<<<<

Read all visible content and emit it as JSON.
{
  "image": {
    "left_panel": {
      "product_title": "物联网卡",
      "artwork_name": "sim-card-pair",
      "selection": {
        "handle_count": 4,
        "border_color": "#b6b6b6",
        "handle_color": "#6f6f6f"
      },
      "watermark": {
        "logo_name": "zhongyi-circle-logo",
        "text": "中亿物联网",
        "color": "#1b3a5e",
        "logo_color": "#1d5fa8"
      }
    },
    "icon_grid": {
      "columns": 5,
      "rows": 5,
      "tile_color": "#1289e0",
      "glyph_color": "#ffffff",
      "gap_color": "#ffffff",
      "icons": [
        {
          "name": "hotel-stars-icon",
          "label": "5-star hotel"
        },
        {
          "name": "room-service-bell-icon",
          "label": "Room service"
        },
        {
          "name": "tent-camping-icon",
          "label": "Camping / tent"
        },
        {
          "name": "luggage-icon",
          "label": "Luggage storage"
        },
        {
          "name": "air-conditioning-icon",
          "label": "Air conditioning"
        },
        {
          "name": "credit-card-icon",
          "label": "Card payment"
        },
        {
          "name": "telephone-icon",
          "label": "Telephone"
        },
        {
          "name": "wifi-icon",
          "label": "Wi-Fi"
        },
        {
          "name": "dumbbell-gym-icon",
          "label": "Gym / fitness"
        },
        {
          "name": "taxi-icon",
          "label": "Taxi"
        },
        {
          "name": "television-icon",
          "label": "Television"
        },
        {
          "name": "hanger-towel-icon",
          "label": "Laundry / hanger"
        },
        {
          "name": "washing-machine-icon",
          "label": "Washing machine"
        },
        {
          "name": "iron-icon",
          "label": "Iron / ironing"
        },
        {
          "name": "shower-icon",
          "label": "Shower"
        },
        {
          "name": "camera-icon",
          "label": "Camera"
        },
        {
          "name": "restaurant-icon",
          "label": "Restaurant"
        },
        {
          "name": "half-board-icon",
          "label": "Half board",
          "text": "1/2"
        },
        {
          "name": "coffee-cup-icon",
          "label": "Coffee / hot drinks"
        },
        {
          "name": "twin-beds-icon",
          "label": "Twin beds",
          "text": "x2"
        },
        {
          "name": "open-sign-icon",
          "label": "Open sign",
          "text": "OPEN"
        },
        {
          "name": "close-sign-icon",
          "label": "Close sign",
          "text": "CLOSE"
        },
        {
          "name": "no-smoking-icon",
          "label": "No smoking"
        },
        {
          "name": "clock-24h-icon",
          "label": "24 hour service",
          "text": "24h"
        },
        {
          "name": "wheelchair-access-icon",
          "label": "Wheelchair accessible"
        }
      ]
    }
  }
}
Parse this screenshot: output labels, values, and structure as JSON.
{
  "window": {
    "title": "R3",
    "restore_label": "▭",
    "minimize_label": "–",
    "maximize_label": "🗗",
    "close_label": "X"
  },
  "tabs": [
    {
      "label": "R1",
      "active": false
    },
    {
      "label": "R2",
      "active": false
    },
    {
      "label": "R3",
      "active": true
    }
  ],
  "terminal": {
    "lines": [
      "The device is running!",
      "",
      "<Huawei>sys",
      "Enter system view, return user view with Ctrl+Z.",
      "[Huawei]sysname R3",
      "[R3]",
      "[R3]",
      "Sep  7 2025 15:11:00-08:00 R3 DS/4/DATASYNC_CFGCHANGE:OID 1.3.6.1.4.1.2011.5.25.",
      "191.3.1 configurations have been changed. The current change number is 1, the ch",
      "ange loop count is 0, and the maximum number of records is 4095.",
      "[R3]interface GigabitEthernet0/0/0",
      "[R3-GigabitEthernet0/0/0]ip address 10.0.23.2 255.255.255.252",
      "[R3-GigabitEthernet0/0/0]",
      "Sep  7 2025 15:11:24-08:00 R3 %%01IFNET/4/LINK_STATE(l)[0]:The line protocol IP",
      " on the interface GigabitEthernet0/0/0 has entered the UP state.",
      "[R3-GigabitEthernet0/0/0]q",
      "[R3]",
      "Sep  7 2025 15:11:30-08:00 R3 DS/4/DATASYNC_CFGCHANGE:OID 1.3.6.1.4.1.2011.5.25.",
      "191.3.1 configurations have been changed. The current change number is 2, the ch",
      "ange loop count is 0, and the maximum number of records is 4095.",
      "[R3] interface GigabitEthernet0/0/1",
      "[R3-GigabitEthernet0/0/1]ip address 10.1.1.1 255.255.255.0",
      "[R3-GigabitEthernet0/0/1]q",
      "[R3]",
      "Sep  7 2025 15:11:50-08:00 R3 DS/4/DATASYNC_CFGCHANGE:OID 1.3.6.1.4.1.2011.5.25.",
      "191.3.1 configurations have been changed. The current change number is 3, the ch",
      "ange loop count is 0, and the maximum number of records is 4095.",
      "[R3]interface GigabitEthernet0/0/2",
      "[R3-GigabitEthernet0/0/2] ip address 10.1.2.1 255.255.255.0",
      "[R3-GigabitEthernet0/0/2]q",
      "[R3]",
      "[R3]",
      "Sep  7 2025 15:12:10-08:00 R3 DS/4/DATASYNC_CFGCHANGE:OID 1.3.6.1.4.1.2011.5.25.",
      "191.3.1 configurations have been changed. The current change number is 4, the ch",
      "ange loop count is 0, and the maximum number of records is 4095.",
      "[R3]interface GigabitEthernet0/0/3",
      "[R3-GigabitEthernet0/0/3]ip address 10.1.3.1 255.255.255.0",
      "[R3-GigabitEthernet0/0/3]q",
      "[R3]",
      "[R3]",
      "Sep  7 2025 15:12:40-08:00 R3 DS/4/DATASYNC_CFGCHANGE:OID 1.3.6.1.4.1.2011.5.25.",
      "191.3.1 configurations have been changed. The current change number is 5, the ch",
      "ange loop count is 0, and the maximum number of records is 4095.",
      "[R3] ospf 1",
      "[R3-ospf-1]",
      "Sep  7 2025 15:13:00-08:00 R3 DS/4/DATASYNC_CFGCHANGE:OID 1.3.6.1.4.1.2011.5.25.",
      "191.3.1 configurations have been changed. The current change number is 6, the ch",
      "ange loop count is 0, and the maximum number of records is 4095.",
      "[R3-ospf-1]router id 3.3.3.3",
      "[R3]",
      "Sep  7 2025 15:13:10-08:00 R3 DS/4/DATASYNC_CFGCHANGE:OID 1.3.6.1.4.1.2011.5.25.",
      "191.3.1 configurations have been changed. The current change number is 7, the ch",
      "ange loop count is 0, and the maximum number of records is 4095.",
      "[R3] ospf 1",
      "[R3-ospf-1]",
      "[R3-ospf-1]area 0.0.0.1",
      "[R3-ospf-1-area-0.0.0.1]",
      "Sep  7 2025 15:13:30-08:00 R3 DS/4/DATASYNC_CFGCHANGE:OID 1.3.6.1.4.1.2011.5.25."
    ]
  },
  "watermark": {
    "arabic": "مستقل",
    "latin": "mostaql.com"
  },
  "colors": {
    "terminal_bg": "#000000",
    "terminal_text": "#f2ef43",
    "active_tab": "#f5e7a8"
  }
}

>>>>

» **Exercise**
Using the listing above, pull out all lines that hold the word "smoking".

» **Result of this exercise**
          "name": "no-smoking-icon",
          "label": "No smoking"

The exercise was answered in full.